:: WHAT YOU NEED TO DO ::
Determine how many lines contain the string "armchair", then reply with that figure only.

— BEGIN INPUT —

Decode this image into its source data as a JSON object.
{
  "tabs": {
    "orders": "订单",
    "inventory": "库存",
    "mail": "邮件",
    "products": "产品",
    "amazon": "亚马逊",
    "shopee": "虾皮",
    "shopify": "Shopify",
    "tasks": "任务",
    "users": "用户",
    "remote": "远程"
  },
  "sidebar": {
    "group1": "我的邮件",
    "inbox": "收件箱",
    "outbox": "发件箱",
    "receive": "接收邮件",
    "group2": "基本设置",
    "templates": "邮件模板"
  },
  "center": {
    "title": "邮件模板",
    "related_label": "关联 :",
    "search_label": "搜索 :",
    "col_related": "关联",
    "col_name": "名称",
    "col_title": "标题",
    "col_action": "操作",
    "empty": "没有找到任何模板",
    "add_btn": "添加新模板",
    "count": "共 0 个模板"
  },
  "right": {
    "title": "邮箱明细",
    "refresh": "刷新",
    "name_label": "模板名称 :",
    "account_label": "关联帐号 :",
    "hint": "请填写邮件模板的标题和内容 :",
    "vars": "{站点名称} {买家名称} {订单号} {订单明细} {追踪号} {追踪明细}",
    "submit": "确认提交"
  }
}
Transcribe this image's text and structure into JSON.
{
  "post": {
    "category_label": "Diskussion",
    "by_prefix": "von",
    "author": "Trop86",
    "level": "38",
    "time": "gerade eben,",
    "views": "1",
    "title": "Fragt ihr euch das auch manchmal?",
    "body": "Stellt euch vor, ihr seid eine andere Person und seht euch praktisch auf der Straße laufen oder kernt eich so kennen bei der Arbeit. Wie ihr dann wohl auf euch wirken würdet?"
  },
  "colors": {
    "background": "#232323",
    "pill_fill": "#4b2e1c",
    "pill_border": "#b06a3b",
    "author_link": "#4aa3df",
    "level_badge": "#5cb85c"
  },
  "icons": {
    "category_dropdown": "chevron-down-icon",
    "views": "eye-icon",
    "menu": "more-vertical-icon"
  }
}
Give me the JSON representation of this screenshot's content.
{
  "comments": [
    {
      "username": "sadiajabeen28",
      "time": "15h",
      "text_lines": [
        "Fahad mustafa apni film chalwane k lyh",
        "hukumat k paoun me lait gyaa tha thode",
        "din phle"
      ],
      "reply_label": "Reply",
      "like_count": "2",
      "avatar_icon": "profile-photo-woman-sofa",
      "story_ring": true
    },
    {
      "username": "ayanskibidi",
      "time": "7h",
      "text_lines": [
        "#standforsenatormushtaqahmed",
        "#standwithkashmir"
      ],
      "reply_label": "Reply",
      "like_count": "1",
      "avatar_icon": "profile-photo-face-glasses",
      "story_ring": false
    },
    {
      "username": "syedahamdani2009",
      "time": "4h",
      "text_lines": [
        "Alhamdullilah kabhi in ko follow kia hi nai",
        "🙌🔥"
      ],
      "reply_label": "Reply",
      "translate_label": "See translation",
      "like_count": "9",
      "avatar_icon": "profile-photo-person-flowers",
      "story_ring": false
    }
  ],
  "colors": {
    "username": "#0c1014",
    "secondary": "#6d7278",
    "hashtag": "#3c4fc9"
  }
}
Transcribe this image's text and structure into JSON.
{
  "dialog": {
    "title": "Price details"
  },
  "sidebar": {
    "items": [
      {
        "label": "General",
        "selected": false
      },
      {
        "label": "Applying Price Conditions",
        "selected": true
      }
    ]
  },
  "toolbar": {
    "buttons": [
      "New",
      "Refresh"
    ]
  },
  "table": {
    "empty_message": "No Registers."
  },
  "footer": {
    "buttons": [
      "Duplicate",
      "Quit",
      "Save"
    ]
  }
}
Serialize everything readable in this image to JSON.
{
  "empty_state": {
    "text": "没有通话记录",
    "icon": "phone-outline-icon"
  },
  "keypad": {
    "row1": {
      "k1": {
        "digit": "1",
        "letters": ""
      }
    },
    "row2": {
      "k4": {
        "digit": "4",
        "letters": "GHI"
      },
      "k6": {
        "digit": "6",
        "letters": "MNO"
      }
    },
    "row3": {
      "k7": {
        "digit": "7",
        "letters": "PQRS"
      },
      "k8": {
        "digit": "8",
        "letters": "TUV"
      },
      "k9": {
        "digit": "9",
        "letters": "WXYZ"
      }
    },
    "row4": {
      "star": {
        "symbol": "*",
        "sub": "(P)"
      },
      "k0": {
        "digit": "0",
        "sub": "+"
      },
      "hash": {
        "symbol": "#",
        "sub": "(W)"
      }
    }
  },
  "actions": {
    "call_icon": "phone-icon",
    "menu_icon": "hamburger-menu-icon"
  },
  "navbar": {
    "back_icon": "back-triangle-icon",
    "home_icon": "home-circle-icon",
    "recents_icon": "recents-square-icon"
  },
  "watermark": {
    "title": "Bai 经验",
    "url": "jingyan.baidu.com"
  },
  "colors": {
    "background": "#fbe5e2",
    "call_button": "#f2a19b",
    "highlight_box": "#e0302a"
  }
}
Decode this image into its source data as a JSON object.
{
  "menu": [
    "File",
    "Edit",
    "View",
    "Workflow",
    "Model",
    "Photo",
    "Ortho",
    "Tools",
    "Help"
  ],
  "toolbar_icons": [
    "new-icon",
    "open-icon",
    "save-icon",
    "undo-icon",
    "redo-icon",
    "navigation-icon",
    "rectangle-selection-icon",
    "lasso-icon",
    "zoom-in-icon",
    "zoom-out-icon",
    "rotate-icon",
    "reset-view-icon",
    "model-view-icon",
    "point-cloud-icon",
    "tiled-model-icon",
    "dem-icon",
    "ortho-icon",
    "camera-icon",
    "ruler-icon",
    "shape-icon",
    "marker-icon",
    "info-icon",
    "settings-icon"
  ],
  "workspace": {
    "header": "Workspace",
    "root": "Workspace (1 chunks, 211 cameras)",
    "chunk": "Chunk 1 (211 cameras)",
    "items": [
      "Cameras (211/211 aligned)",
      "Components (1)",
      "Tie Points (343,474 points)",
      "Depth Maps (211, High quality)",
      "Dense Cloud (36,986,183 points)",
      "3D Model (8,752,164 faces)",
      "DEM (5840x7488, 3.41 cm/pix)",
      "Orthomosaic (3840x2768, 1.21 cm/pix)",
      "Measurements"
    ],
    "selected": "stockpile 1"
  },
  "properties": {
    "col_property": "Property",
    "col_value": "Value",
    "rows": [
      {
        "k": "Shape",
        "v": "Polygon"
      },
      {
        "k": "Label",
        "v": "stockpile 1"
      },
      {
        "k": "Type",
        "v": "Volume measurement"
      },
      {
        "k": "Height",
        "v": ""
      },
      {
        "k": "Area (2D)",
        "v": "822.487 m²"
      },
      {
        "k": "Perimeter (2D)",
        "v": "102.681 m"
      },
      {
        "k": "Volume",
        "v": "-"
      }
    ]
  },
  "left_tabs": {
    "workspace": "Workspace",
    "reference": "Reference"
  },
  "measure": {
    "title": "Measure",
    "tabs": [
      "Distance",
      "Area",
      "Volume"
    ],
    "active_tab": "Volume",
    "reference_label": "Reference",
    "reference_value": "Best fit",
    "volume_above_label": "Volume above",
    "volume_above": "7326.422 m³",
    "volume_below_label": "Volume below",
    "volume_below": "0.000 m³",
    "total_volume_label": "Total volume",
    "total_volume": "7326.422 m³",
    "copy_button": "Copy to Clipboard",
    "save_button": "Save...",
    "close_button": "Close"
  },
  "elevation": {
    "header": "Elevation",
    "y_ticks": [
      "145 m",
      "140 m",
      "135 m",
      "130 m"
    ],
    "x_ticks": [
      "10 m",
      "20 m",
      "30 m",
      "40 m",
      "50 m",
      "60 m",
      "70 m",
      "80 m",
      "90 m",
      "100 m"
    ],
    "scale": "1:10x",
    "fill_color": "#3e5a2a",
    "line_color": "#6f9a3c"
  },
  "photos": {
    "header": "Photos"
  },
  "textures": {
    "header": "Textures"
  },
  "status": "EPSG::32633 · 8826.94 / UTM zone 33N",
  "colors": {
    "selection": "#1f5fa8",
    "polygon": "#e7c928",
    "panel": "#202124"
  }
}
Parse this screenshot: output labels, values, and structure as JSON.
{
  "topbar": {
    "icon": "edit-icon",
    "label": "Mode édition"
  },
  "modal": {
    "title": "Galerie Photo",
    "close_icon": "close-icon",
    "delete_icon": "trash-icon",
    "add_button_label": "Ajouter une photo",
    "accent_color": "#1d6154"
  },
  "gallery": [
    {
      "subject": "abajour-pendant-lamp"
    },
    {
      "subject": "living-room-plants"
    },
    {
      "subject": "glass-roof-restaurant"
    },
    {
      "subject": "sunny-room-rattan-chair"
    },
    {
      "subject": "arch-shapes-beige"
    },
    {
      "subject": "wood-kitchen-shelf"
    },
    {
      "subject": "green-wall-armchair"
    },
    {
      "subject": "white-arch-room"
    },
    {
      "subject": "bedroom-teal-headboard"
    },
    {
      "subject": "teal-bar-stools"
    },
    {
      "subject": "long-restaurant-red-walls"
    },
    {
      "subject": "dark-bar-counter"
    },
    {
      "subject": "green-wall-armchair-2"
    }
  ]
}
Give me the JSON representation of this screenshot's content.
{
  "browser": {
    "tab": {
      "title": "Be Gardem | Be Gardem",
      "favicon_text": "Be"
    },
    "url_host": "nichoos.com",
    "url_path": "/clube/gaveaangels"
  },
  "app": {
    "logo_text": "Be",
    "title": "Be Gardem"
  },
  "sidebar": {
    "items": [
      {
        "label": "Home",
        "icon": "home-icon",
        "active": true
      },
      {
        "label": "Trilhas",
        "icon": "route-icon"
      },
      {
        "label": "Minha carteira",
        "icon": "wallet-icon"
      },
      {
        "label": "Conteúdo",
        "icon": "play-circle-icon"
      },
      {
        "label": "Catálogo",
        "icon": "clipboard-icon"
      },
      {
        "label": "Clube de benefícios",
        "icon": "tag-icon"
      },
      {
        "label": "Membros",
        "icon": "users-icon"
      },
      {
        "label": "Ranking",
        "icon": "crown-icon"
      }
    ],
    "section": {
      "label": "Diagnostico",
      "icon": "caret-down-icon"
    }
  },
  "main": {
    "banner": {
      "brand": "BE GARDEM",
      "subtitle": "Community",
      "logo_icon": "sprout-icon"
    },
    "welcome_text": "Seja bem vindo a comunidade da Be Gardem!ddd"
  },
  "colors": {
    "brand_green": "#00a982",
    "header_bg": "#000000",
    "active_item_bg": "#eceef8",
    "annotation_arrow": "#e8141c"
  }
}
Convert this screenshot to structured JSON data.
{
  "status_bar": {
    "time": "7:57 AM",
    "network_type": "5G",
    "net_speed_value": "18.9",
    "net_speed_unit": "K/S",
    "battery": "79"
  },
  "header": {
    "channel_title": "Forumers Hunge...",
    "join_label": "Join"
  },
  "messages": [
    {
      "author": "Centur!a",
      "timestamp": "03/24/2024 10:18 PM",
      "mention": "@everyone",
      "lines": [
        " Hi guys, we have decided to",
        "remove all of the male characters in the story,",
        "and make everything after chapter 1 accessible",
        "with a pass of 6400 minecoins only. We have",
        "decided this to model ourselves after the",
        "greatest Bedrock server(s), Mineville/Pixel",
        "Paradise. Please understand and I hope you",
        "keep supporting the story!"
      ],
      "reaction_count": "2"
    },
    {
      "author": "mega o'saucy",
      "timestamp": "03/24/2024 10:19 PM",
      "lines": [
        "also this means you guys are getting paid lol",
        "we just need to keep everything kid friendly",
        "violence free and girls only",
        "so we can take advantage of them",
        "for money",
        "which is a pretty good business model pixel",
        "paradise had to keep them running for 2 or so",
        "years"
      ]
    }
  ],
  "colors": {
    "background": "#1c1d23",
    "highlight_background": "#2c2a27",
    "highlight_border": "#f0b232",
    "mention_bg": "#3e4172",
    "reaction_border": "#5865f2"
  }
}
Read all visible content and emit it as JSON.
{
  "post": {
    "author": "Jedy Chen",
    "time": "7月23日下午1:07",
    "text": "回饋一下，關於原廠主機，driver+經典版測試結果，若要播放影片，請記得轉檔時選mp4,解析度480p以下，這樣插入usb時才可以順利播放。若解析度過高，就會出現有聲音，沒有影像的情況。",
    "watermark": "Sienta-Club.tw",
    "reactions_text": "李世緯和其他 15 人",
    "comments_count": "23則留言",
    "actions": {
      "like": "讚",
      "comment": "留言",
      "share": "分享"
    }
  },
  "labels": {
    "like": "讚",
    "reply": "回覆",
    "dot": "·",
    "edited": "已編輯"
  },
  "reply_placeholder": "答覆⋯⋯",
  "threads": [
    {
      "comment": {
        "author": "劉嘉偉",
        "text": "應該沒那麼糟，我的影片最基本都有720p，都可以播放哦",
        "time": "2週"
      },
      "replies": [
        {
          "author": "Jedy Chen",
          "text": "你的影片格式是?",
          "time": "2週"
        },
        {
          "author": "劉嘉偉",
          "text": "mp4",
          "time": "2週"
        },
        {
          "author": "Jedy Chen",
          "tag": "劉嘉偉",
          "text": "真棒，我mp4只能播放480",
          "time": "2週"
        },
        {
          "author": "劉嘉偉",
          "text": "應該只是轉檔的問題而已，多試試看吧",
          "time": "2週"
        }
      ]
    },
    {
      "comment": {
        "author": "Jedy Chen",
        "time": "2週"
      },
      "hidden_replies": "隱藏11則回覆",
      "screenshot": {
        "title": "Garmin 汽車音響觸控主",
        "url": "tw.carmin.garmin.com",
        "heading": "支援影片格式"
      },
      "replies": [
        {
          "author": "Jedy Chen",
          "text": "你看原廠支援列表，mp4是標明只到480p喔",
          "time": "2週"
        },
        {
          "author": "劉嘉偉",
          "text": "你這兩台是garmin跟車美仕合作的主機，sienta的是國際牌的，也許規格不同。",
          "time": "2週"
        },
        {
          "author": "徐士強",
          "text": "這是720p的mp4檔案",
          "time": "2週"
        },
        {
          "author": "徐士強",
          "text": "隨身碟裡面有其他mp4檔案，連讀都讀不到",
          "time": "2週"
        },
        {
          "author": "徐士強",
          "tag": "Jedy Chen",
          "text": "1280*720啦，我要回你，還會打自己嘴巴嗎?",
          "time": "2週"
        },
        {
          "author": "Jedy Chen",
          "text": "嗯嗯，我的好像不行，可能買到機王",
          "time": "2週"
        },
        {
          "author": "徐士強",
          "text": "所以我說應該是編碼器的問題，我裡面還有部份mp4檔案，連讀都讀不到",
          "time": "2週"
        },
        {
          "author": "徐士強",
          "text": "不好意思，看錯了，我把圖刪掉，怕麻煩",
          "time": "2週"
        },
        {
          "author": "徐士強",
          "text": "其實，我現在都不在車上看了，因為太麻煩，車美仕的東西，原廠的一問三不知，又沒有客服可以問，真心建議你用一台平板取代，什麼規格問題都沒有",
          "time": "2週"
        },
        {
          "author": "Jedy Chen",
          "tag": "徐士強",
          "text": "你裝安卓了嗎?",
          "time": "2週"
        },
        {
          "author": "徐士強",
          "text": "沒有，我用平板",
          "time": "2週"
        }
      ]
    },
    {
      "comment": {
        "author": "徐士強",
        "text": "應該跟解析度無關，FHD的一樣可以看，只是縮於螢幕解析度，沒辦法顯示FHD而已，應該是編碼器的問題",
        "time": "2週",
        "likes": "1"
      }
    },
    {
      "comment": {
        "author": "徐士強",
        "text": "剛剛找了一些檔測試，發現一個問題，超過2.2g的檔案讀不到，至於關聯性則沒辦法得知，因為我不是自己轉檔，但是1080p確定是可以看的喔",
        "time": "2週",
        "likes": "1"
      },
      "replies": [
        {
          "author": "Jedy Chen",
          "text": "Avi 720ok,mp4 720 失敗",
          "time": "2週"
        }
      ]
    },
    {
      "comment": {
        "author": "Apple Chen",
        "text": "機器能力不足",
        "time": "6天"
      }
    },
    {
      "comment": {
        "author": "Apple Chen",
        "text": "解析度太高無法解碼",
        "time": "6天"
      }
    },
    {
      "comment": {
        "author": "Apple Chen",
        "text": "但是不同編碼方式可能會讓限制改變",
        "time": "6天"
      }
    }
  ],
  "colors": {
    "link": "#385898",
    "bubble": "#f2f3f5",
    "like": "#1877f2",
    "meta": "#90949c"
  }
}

— END INPUT —

:: WORKED SOLUTION ::
2